◆ **REQUIREMENTS**: Check each line below for "name" and report how many have it, nothing else.
⁂
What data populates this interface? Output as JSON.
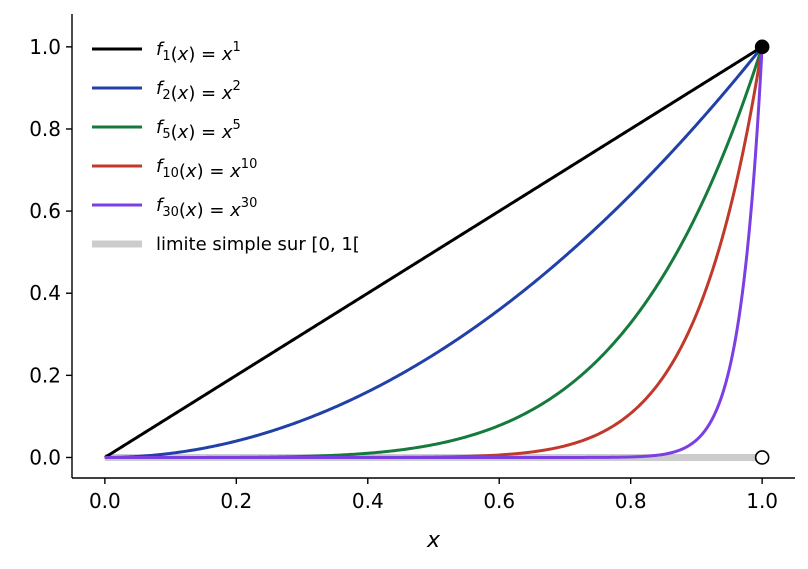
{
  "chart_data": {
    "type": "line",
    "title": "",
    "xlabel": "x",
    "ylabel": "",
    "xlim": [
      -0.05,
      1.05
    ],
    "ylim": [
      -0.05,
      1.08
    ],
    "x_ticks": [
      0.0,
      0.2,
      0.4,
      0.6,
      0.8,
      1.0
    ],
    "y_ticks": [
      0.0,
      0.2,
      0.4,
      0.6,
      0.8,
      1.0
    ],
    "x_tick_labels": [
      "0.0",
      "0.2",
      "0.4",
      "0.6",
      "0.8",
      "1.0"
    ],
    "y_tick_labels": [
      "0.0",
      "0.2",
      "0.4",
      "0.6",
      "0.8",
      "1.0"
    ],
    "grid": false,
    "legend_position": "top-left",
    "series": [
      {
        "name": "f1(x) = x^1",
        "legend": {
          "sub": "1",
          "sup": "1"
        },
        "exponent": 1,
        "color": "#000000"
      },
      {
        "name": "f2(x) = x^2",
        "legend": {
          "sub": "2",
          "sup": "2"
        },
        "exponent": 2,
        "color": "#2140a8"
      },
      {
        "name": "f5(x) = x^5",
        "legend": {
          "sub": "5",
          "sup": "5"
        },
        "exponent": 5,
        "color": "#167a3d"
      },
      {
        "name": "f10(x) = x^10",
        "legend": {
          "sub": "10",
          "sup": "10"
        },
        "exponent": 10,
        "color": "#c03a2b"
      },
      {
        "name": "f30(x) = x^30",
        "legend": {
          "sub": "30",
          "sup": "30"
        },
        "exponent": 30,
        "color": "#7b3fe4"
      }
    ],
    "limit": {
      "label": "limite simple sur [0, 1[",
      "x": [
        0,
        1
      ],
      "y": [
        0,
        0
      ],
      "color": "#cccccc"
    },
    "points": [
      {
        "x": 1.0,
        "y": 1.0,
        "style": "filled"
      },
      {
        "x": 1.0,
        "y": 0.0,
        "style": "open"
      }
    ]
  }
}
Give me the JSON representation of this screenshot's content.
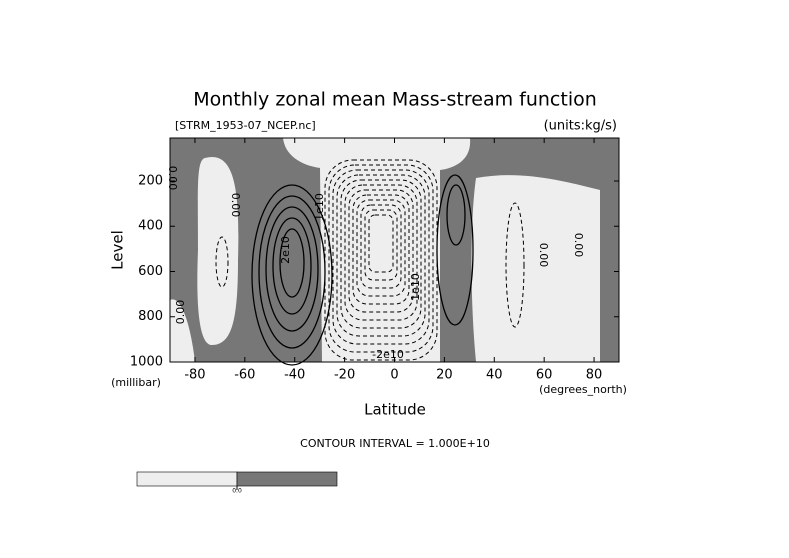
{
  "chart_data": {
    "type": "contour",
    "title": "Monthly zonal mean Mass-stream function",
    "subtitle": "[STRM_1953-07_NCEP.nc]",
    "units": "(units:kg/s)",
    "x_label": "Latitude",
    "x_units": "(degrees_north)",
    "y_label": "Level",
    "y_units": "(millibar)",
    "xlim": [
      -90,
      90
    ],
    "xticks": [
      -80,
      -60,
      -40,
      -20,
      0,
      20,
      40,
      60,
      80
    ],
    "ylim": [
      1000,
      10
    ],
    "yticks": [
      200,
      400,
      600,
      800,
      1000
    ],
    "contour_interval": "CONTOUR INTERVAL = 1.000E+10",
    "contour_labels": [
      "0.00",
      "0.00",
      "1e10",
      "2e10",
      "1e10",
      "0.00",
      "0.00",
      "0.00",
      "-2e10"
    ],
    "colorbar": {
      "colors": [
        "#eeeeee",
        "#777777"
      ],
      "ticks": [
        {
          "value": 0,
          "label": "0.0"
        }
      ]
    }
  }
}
⁂
◆ **RESPONSE TO THE TASK**: 5